╭─ MATERIALS PROVIDED

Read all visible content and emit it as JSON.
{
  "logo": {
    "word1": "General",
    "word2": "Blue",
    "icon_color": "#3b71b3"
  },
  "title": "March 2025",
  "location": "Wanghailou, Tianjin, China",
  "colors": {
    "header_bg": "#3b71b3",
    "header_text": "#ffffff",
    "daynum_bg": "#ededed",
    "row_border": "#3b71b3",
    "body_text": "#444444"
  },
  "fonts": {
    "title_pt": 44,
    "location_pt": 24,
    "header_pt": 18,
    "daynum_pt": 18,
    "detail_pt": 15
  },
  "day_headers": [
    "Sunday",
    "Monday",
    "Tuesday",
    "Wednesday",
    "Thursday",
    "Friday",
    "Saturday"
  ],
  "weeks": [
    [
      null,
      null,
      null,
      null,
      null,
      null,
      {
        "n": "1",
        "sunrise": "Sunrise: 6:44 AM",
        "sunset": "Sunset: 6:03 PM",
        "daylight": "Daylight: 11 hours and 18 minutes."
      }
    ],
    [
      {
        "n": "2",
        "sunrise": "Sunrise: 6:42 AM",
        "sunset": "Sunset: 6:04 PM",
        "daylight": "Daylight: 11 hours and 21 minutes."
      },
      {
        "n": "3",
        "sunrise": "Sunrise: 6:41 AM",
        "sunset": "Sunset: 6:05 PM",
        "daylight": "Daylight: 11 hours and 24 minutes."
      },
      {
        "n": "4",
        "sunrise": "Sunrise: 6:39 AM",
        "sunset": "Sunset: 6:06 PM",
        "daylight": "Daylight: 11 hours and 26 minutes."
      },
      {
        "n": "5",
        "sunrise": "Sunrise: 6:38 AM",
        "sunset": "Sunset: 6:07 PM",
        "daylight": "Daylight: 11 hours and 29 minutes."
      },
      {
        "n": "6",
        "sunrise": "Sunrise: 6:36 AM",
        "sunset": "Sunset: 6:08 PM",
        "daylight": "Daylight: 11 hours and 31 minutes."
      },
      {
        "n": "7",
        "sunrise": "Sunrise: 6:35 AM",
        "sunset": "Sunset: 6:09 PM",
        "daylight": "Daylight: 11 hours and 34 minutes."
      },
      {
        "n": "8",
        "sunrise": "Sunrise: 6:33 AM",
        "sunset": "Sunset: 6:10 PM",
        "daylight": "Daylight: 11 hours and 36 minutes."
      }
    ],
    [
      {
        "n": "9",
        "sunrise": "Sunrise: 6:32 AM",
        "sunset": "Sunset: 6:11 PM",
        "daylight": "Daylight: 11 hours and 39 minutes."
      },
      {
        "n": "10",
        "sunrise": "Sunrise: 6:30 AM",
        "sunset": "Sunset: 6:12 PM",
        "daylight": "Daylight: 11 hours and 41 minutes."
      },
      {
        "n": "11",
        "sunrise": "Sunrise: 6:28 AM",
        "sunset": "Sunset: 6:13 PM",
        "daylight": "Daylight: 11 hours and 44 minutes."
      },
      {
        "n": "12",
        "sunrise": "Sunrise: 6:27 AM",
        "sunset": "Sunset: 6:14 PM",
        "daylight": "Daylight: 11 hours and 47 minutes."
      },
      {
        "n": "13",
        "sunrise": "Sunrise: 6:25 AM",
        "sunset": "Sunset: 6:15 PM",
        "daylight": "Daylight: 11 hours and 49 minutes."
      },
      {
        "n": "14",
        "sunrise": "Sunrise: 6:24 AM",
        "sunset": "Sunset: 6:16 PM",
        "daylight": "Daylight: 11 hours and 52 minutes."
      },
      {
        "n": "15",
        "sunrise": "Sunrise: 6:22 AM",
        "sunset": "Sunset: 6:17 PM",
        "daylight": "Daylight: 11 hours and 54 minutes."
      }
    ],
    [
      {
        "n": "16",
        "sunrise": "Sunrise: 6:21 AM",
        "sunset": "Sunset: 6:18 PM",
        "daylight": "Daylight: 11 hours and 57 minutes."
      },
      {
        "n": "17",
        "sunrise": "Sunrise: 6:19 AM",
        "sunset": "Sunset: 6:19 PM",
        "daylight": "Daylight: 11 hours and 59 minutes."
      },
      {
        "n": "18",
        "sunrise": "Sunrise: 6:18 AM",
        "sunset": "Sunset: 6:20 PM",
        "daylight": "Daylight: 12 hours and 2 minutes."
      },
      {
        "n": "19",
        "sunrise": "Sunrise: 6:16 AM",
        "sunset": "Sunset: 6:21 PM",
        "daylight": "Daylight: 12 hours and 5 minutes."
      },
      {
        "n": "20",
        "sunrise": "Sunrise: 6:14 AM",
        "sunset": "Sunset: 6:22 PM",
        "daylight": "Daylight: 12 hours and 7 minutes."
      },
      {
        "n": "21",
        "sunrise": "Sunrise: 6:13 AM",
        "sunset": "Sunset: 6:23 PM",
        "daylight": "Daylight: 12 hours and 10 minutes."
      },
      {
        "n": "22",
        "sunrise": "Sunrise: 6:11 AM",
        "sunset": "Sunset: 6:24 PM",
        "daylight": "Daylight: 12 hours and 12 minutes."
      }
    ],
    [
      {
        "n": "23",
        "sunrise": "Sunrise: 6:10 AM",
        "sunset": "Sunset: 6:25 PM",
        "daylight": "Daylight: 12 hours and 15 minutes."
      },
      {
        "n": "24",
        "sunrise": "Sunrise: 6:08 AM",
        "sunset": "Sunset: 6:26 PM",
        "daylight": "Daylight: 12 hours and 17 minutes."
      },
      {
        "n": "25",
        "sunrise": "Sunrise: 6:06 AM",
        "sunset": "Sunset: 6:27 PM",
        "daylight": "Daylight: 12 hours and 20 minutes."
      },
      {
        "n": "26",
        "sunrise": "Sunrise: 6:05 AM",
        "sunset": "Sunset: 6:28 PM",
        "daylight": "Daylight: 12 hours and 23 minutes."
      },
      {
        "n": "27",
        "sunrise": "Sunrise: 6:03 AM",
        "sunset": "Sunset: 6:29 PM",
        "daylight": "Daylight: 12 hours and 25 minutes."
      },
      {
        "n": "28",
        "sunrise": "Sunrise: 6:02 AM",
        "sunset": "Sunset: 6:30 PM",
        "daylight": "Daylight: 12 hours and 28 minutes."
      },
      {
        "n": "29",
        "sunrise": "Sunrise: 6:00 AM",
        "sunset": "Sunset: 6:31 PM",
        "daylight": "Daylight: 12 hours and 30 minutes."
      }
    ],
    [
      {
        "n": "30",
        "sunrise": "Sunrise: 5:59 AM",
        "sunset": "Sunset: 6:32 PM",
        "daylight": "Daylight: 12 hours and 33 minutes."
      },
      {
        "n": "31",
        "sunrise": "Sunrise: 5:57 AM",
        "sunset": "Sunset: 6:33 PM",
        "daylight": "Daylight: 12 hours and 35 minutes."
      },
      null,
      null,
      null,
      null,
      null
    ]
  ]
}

╰─

> [WORK REQUIRED]
Type out the entries again, word for word.

> [OUTPUT OF THE TASK]
Read all visible content and emit it as JSON.
{
  "logo": {
    "word1": "General",
    "word2": "Blue",
    "icon_color": "#3b71b3"
  },
  "title": "March 2025",
  "location": "Wanghailou, Tianjin, China",
  "colors": {
    "header_bg": "#3b71b3",
    "header_text": "#ffffff",
    "daynum_bg": "#ededed",
    "row_border": "#3b71b3",
    "body_text": "#444444"
  },
  "fonts": {
    "title_pt": 44,
    "location_pt": 24,
    "header_pt": 18,
    "daynum_pt": 18,
    "detail_pt": 15
  },
  "day_headers": [
    "Sunday",
    "Monday",
    "Tuesday",
    "Wednesday",
    "Thursday",
    "Friday",
    "Saturday"
  ],
  "weeks": [
    [
      null,
      null,
      null,
      null,
      null,
      null,
      {
        "n": "1",
        "sunrise": "Sunrise: 6:44 AM",
        "sunset": "Sunset: 6:03 PM",
        "daylight": "Daylight: 11 hours and 18 minutes."
      }
    ],
    [
      {
        "n": "2",
        "sunrise": "Sunrise: 6:42 AM",
        "sunset": "Sunset: 6:04 PM",
        "daylight": "Daylight: 11 hours and 21 minutes."
      },
      {
        "n": "3",
        "sunrise": "Sunrise: 6:41 AM",
        "sunset": "Sunset: 6:05 PM",
        "daylight": "Daylight: 11 hours and 24 minutes."
      },
      {
        "n": "4",
        "sunrise": "Sunrise: 6:39 AM",
        "sunset": "Sunset: 6:06 PM",
        "daylight": "Daylight: 11 hours and 26 minutes."
      },
      {
        "n": "5",
        "sunrise": "Sunrise: 6:38 AM",
        "sunset": "Sunset: 6:07 PM",
        "daylight": "Daylight: 11 hours and 29 minutes."
      },
      {
        "n": "6",
        "sunrise": "Sunrise: 6:36 AM",
        "sunset": "Sunset: 6:08 PM",
        "daylight": "Daylight: 11 hours and 31 minutes."
      },
      {
        "n": "7",
        "sunrise": "Sunrise: 6:35 AM",
        "sunset": "Sunset: 6:09 PM",
        "daylight": "Daylight: 11 hours and 34 minutes."
      },
      {
        "n": "8",
        "sunrise": "Sunrise: 6:33 AM",
        "sunset": "Sunset: 6:10 PM",
        "daylight": "Daylight: 11 hours and 36 minutes."
      }
    ],
    [
      {
        "n": "9",
        "sunrise": "Sunrise: 6:32 AM",
        "sunset": "Sunset: 6:11 PM",
        "daylight": "Daylight: 11 hours and 39 minutes."
      },
      {
        "n": "10",
        "sunrise": "Sunrise: 6:30 AM",
        "sunset": "Sunset: 6:12 PM",
        "daylight": "Daylight: 11 hours and 41 minutes."
      },
      {
        "n": "11",
        "sunrise": "Sunrise: 6:28 AM",
        "sunset": "Sunset: 6:13 PM",
        "daylight": "Daylight: 11 hours and 44 minutes."
      },
      {
        "n": "12",
        "sunrise": "Sunrise: 6:27 AM",
        "sunset": "Sunset: 6:14 PM",
        "daylight": "Daylight: 11 hours and 47 minutes."
      },
      {
        "n": "13",
        "sunrise": "Sunrise: 6:25 AM",
        "sunset": "Sunset: 6:15 PM",
        "daylight": "Daylight: 11 hours and 49 minutes."
      },
      {
        "n": "14",
        "sunrise": "Sunrise: 6:24 AM",
        "sunset": "Sunset: 6:16 PM",
        "daylight": "Daylight: 11 hours and 52 minutes."
      },
      {
        "n": "15",
        "sunrise": "Sunrise: 6:22 AM",
        "sunset": "Sunset: 6:17 PM",
        "daylight": "Daylight: 11 hours and 54 minutes."
      }
    ],
    [
      {
        "n": "16",
        "sunrise": "Sunrise: 6:21 AM",
        "sunset": "Sunset: 6:18 PM",
        "daylight": "Daylight: 11 hours and 57 minutes."
      },
      {
        "n": "17",
        "sunrise": "Sunrise: 6:19 AM",
        "sunset": "Sunset: 6:19 PM",
        "daylight": "Daylight: 11 hours and 59 minutes."
      },
      {
        "n": "18",
        "sunrise": "Sunrise: 6:18 AM",
        "sunset": "Sunset: 6:20 PM",
        "daylight": "Daylight: 12 hours and 2 minutes."
      },
      {
        "n": "19",
        "sunrise": "Sunrise: 6:16 AM",
        "sunset": "Sunset: 6:21 PM",
        "daylight": "Daylight: 12 hours and 5 minutes."
      },
      {
        "n": "20",
        "sunrise": "Sunrise: 6:14 AM",
        "sunset": "Sunset: 6:22 PM",
        "daylight": "Daylight: 12 hours and 7 minutes."
      },
      {
        "n": "21",
        "sunrise": "Sunrise: 6:13 AM",
        "sunset": "Sunset: 6:23 PM",
        "daylight": "Daylight: 12 hours and 10 minutes."
      },
      {
        "n": "22",
        "sunrise": "Sunrise: 6:11 AM",
        "sunset": "Sunset: 6:24 PM",
        "daylight": "Daylight: 12 hours and 12 minutes."
      }
    ],
    [
      {
        "n": "23",
        "sunrise": "Sunrise: 6:10 AM",
        "sunset": "Sunset: 6:25 PM",
        "daylight": "Daylight: 12 hours and 15 minutes."
      },
      {
        "n": "24",
        "sunrise": "Sunrise: 6:08 AM",
        "sunset": "Sunset: 6:26 PM",
        "daylight": "Daylight: 12 hours and 17 minutes."
      },
      {
        "n": "25",
        "sunrise": "Sunrise: 6:06 AM",
        "sunset": "Sunset: 6:27 PM",
        "daylight": "Daylight: 12 hours and 20 minutes."
      },
      {
        "n": "26",
        "sunrise": "Sunrise: 6:05 AM",
        "sunset": "Sunset: 6:28 PM",
        "daylight": "Daylight: 12 hours and 23 minutes."
      },
      {
        "n": "27",
        "sunrise": "Sunrise: 6:03 AM",
        "sunset": "Sunset: 6:29 PM",
        "daylight": "Daylight: 12 hours and 25 minutes."
      },
      {
        "n": "28",
        "sunrise": "Sunrise: 6:02 AM",
        "sunset": "Sunset: 6:30 PM",
        "daylight": "Daylight: 12 hours and 28 minutes."
      },
      {
        "n": "29",
        "sunrise": "Sunrise: 6:00 AM",
        "sunset": "Sunset: 6:31 PM",
        "daylight": "Daylight: 12 hours and 30 minutes."
      }
    ],
    [
      {
        "n": "30",
        "sunrise": "Sunrise: 5:59 AM",
        "sunset": "Sunset: 6:32 PM",
        "daylight": "Daylight: 12 hours and 33 minutes."
      },
      {
        "n": "31",
        "sunrise": "Sunrise: 5:57 AM",
        "sunset": "Sunset: 6:33 PM",
        "daylight": "Daylight: 12 hours and 35 minutes."
      },
      null,
      null,
      null,
      null,
      null
    ]
  ]
}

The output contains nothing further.